Identify every line containing the word "письма" and reproduce each one.

Part of a data file

--- --- ---

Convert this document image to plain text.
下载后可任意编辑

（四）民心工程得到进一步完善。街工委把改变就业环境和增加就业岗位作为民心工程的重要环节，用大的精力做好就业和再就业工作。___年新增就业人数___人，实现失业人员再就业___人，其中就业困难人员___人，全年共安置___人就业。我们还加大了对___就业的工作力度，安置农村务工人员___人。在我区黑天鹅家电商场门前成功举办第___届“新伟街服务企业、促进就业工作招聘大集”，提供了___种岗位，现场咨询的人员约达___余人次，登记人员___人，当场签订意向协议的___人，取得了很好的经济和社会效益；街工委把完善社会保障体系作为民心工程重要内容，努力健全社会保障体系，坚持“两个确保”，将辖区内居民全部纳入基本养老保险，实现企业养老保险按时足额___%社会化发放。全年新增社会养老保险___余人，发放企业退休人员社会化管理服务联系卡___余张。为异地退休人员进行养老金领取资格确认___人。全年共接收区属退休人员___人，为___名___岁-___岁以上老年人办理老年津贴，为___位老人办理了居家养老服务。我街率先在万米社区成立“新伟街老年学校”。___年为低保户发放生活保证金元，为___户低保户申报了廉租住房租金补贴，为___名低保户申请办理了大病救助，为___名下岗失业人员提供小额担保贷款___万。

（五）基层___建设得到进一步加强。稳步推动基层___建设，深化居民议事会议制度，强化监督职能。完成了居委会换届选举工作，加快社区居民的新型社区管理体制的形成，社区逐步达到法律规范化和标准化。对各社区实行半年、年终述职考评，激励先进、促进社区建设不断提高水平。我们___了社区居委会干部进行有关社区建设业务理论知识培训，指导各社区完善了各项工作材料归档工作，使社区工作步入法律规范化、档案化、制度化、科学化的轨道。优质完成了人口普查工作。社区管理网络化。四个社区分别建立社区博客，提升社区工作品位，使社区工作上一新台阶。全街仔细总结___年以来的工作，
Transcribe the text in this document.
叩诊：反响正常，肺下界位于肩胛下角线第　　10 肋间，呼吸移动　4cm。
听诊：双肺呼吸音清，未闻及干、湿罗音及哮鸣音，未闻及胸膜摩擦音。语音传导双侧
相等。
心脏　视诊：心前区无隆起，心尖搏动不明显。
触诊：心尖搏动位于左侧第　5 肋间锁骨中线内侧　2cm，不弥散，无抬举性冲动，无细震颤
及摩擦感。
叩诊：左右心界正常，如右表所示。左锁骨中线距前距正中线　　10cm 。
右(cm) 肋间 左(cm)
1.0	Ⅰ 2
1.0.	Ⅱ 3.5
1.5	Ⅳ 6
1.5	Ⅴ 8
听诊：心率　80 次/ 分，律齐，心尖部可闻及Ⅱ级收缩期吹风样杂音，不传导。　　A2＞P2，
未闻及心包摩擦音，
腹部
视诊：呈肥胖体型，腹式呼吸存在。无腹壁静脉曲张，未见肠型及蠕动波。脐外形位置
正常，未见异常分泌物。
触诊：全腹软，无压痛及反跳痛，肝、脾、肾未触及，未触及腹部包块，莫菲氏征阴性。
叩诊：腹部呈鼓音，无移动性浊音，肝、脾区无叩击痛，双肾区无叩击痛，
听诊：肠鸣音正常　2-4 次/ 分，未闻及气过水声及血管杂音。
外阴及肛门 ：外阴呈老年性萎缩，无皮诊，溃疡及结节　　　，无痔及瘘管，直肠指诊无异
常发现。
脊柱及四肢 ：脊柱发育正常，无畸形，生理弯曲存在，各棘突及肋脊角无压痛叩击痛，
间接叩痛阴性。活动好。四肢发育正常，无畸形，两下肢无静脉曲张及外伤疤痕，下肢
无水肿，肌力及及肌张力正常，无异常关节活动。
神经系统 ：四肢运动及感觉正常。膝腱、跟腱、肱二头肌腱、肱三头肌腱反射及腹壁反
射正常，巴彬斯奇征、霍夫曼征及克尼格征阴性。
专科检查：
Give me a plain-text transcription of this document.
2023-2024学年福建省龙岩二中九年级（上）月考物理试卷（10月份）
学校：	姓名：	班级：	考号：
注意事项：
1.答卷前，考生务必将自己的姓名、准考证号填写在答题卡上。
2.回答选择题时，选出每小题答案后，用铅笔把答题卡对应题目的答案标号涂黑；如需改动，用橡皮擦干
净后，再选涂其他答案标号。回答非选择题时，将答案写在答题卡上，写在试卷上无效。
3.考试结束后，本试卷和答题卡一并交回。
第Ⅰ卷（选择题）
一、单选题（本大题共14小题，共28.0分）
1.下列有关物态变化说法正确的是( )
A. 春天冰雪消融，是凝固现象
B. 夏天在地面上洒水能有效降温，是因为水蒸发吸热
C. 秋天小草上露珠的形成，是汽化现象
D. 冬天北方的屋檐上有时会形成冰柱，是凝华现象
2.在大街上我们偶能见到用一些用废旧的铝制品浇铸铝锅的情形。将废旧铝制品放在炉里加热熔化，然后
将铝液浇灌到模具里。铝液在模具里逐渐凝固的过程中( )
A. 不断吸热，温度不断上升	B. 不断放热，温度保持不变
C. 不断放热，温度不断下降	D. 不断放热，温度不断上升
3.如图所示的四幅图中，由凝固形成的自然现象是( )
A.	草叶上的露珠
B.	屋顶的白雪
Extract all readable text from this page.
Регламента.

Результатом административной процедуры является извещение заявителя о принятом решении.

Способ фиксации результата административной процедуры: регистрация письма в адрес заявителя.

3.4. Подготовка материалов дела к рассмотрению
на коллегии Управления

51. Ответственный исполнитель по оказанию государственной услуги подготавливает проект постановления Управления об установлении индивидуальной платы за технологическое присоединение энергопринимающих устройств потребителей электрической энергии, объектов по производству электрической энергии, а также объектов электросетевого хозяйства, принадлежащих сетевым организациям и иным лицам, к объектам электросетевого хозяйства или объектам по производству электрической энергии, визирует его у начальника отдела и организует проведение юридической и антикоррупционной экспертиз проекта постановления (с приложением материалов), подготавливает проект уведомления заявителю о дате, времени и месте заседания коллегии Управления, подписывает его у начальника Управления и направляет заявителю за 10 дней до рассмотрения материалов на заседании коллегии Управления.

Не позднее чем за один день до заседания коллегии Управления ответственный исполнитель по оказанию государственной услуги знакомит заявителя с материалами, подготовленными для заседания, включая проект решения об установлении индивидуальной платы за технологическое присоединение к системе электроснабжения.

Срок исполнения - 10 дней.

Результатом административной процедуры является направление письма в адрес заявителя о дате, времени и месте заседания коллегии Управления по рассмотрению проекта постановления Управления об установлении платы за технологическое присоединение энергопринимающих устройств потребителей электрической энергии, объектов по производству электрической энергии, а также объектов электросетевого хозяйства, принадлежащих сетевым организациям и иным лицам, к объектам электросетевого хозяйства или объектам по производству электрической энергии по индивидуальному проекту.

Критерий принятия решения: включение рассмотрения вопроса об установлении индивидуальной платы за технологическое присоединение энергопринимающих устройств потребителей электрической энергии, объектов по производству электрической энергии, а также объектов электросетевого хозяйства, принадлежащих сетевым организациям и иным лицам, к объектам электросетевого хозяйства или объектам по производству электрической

--- --- ---

# Output of the task:
Способ фиксации результата административной процедуры: регистрация письма в адрес заявителя.
Результатом административной процедуры является направление письма в адрес заявителя о дате, времени и месте заседания коллегии Управления по рассмотрению проекта постановления Управления об установлении платы за технологическое присоединение энергопринимающих устройств потребителей электрической энергии, объектов по производству электрической энергии, а также объектов электросетевого хозяйства, принадлежащих сетевым организациям и иным лицам, к объектам электросетевого хозяйства или объектам по производству электрической энергии по индивидуальному проекту.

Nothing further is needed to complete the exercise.